►

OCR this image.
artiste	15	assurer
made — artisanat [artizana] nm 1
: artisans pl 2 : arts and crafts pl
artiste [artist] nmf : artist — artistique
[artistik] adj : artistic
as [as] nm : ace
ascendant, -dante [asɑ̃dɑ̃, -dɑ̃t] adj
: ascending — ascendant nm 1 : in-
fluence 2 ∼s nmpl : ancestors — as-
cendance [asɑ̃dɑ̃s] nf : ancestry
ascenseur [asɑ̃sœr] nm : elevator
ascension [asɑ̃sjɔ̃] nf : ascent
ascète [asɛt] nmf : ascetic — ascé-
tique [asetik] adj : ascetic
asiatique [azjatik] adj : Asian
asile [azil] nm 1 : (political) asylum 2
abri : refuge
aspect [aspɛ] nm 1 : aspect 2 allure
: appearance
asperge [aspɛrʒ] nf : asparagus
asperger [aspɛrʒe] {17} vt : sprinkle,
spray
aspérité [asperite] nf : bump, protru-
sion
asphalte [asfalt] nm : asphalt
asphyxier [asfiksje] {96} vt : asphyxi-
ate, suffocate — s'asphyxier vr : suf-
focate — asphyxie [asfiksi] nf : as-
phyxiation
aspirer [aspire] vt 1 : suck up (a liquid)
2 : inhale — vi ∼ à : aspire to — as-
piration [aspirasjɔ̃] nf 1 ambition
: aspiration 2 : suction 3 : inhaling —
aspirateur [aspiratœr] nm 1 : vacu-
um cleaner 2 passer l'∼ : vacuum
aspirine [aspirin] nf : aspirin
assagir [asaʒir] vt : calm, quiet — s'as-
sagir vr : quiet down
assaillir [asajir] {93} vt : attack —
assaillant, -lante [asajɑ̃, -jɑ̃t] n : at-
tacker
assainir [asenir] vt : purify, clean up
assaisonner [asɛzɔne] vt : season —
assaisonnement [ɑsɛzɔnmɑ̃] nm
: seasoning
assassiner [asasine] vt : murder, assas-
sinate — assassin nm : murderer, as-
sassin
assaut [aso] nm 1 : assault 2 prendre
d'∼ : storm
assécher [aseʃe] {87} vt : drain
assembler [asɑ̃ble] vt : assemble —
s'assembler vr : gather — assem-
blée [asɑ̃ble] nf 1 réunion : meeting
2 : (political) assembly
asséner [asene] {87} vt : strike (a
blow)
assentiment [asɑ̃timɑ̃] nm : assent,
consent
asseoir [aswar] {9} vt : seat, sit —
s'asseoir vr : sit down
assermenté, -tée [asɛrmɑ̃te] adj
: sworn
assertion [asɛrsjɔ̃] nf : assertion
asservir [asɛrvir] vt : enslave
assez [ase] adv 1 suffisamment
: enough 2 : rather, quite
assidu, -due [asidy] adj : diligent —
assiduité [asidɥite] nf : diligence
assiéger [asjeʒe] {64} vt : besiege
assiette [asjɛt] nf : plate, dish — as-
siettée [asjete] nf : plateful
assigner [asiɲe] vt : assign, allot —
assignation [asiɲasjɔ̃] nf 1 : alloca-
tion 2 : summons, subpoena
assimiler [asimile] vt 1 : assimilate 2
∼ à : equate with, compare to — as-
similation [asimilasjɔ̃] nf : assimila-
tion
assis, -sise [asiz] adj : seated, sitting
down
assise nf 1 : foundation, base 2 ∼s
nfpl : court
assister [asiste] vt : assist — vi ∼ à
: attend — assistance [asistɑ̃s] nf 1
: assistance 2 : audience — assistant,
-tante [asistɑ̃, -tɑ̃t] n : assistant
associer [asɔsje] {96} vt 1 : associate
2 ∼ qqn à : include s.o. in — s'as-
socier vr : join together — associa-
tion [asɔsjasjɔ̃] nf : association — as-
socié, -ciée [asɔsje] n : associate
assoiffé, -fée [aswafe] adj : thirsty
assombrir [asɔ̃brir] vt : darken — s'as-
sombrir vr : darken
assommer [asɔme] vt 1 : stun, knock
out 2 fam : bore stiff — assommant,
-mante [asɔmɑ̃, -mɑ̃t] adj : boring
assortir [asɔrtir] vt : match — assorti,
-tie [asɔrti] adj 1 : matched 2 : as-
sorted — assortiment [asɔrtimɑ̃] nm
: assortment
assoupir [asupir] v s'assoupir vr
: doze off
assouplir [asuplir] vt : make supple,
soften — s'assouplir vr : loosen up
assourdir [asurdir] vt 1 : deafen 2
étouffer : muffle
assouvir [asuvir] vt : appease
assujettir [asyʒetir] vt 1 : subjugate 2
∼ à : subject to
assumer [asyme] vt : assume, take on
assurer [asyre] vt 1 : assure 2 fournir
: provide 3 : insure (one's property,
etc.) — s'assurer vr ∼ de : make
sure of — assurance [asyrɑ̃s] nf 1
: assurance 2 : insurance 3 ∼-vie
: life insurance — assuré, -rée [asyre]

◄

What you are asked to do:
From the listing above, collect every line that mentions the word "asistɑ".

Completed exercise:
: attend — assistance [asistɑ̃s] nf 1
-tante [asistɑ̃, -tɑ̃t] n : assistant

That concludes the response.